Rewrite each line of the data below as a numbered list, omitting any blank lines.
====
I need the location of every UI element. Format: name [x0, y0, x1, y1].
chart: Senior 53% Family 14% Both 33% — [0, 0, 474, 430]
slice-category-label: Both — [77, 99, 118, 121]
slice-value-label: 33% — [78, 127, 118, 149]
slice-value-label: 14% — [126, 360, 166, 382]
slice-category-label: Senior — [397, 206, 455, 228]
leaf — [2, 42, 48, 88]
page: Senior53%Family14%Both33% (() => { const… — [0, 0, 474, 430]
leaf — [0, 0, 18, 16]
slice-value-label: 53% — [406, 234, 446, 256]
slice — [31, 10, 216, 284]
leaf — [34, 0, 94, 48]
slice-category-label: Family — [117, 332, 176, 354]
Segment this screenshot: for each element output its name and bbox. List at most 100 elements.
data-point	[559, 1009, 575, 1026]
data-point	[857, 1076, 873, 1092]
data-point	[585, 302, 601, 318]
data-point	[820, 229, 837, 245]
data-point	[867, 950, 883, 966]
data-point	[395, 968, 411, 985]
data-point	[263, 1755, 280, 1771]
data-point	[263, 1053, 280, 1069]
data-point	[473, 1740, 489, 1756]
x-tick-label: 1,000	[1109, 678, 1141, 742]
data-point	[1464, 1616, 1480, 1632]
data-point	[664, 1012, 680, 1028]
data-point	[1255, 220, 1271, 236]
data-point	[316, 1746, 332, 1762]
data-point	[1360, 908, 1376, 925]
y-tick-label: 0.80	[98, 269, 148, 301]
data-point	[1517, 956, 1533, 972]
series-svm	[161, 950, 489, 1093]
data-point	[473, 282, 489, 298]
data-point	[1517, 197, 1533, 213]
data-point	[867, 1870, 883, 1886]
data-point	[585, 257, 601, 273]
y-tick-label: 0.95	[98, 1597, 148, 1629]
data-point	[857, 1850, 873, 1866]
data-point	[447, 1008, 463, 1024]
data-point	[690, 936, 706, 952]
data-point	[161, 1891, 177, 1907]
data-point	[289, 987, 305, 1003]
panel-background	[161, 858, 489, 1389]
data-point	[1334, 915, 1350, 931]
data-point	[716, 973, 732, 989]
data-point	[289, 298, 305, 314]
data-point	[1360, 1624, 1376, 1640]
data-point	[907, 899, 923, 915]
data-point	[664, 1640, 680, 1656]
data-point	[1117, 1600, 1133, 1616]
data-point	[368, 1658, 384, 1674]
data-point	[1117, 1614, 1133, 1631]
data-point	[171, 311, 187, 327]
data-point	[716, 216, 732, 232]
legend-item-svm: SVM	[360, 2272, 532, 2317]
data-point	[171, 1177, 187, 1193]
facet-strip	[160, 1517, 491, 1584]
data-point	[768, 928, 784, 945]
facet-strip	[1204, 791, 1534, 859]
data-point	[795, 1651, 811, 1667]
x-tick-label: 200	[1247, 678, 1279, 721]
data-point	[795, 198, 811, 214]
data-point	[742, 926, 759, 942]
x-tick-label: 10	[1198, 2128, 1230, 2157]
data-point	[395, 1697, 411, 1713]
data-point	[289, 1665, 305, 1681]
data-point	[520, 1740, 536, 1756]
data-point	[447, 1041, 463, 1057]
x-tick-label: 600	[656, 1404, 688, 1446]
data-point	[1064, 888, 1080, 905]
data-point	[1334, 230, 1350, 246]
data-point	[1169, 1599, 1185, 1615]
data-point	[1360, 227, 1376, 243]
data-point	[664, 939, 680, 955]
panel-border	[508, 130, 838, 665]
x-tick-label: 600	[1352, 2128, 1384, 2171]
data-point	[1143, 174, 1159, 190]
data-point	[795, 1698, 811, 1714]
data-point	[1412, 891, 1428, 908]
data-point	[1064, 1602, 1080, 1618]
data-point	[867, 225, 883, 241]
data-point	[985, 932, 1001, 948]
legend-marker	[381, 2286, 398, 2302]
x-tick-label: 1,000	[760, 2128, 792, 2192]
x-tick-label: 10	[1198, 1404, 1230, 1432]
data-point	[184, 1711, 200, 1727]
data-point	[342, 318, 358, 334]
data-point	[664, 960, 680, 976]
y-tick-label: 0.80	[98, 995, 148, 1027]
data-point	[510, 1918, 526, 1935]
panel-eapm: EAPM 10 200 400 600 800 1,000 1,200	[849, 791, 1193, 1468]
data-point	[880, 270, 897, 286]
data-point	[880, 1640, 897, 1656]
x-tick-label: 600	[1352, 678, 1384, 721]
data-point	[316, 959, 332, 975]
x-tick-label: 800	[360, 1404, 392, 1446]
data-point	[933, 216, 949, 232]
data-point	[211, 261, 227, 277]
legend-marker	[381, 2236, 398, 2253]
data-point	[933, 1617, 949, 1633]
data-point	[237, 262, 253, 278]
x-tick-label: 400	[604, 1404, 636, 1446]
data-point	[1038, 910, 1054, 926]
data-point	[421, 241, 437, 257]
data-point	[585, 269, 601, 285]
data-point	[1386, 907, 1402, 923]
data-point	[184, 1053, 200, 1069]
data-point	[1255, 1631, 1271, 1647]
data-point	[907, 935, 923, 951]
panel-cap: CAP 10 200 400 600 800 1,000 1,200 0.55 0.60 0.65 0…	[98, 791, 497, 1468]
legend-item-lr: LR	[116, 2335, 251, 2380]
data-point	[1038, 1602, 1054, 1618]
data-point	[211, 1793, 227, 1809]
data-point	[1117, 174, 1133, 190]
====
## FINISHED EXERCISE
1. I need the location of every UI element. Format: name [x0, y0, x1, y1].
2. chart: Senior 53% Family 14% Both 33% — [0, 0, 474, 430]
3. slice-category-label: Both — [77, 99, 118, 121]
4. slice-value-label: 33% — [78, 127, 118, 149]
5. slice-value-label: 14% — [126, 360, 166, 382]
6. slice-category-label: Senior — [397, 206, 455, 228]
7. leaf — [2, 42, 48, 88]
8. page: Senior53%Family14%Both33% (() => { const… — [0, 0, 474, 430]
9. leaf — [0, 0, 18, 16]
10. slice-value-label: 53% — [406, 234, 446, 256]
11. slice — [31, 10, 216, 284]
12. leaf — [34, 0, 94, 48]
13. slice-category-label: Family — [117, 332, 176, 354]
14. Segment this screenshot: for each element output its name and bbox. List at most 100 elements.
15. data-point	[559, 1009, 575, 1026]
16. data-point	[857, 1076, 873, 1092]
17. data-point	[585, 302, 601, 318]
18. data-point	[820, 229, 837, 245]
19. data-point	[867, 950, 883, 966]
20. data-point	[395, 968, 411, 985]
21. data-point	[263, 1755, 280, 1771]
22. data-point	[263, 1053, 280, 1069]
23. data-point	[473, 1740, 489, 1756]
24. x-tick-label: 1,000	[1109, 678, 1141, 742]
25. data-point	[1464, 1616, 1480, 1632]
26. data-point	[664, 1012, 680, 1028]
27. data-point	[1255, 220, 1271, 236]
28. data-point	[316, 1746, 332, 1762]
29. data-point	[1360, 908, 1376, 925]
30. y-tick-label: 0.80	[98, 269, 148, 301]
31. data-point	[1517, 956, 1533, 972]
32. series-svm	[161, 950, 489, 1093]
33. data-point	[473, 282, 489, 298]
34. data-point	[1517, 197, 1533, 213]
35. data-point	[867, 1870, 883, 1886]
36. data-point	[585, 257, 601, 273]
37. y-tick-label: 0.95	[98, 1597, 148, 1629]
38. data-point	[857, 1850, 873, 1866]
39. data-point	[447, 1008, 463, 1024]
40. data-point	[690, 936, 706, 952]
41. data-point	[161, 1891, 177, 1907]
42. data-point	[289, 987, 305, 1003]
43. panel-background	[161, 858, 489, 1389]
44. data-point	[1334, 915, 1350, 931]
45. data-point	[716, 973, 732, 989]
46. data-point	[289, 298, 305, 314]
47. data-point	[1360, 1624, 1376, 1640]
48. data-point	[907, 899, 923, 915]
49. data-point	[664, 1640, 680, 1656]
50. data-point	[1117, 1600, 1133, 1616]
51. data-point	[368, 1658, 384, 1674]
52. data-point	[1117, 1614, 1133, 1631]
53. data-point	[171, 311, 187, 327]
54. data-point	[716, 216, 732, 232]
55. legend-item-svm: SVM	[360, 2272, 532, 2317]
56. data-point	[171, 1177, 187, 1193]
57. facet-strip	[160, 1517, 491, 1584]
58. data-point	[768, 928, 784, 945]
59. facet-strip	[1204, 791, 1534, 859]
60. data-point	[795, 1651, 811, 1667]
61. x-tick-label: 200	[1247, 678, 1279, 721]
62. data-point	[795, 198, 811, 214]
63. data-point	[742, 926, 759, 942]
64. x-tick-label: 10	[1198, 2128, 1230, 2157]
65. data-point	[395, 1697, 411, 1713]
66. data-point	[289, 1665, 305, 1681]
67. data-point	[520, 1740, 536, 1756]
68. data-point	[447, 1041, 463, 1057]
69. x-tick-label: 600	[656, 1404, 688, 1446]
70. data-point	[1064, 888, 1080, 905]
71. data-point	[1334, 230, 1350, 246]
72. data-point	[1169, 1599, 1185, 1615]
73. data-point	[1360, 227, 1376, 243]
74. data-point	[664, 939, 680, 955]
75. panel-border	[508, 130, 838, 665]
76. x-tick-label: 600	[1352, 2128, 1384, 2171]
77. data-point	[1143, 174, 1159, 190]
78. data-point	[795, 1698, 811, 1714]
79. data-point	[1412, 891, 1428, 908]
80. data-point	[1064, 1602, 1080, 1618]
81. data-point	[867, 225, 883, 241]
82. data-point	[985, 932, 1001, 948]
83. legend-marker	[381, 2286, 398, 2302]
84. x-tick-label: 1,000	[760, 2128, 792, 2192]
85. x-tick-label: 10	[1198, 1404, 1230, 1432]
86. data-point	[184, 1711, 200, 1727]
87. data-point	[342, 318, 358, 334]
88. data-point	[664, 960, 680, 976]
89. y-tick-label: 0.80	[98, 995, 148, 1027]
90. data-point	[510, 1918, 526, 1935]
91. panel-eapm: EAPM 10 200 400 600 800 1,000 1,200	[849, 791, 1193, 1468]
92. data-point	[880, 270, 897, 286]
93. data-point	[880, 1640, 897, 1656]
94. x-tick-label: 600	[1352, 678, 1384, 721]
95. data-point	[316, 959, 332, 975]
96. x-tick-label: 800	[360, 1404, 392, 1446]
97. data-point	[933, 216, 949, 232]
98. data-point	[211, 261, 227, 277]
99. legend-marker	[381, 2236, 398, 2253]
100. data-point	[933, 1617, 949, 1633]
101. data-point	[237, 262, 253, 278]
102. x-tick-label: 400	[604, 1404, 636, 1446]
103. data-point	[1038, 910, 1054, 926]
104. data-point	[421, 241, 437, 257]
105. data-point	[585, 269, 601, 285]
106. data-point	[1386, 907, 1402, 923]
107. data-point	[184, 1053, 200, 1069]
108. data-point	[1255, 1631, 1271, 1647]
109. data-point	[907, 935, 923, 951]
110. panel-cap: CAP 10 200 400 600 800 1,000 1,200 0.55 0.60 0.65 0…	[98, 791, 497, 1468]
111. legend-item-lr: LR	[116, 2335, 251, 2380]
112. data-point	[1038, 1602, 1054, 1618]
113. data-point	[211, 1793, 227, 1809]
114. data-point	[1117, 174, 1133, 190]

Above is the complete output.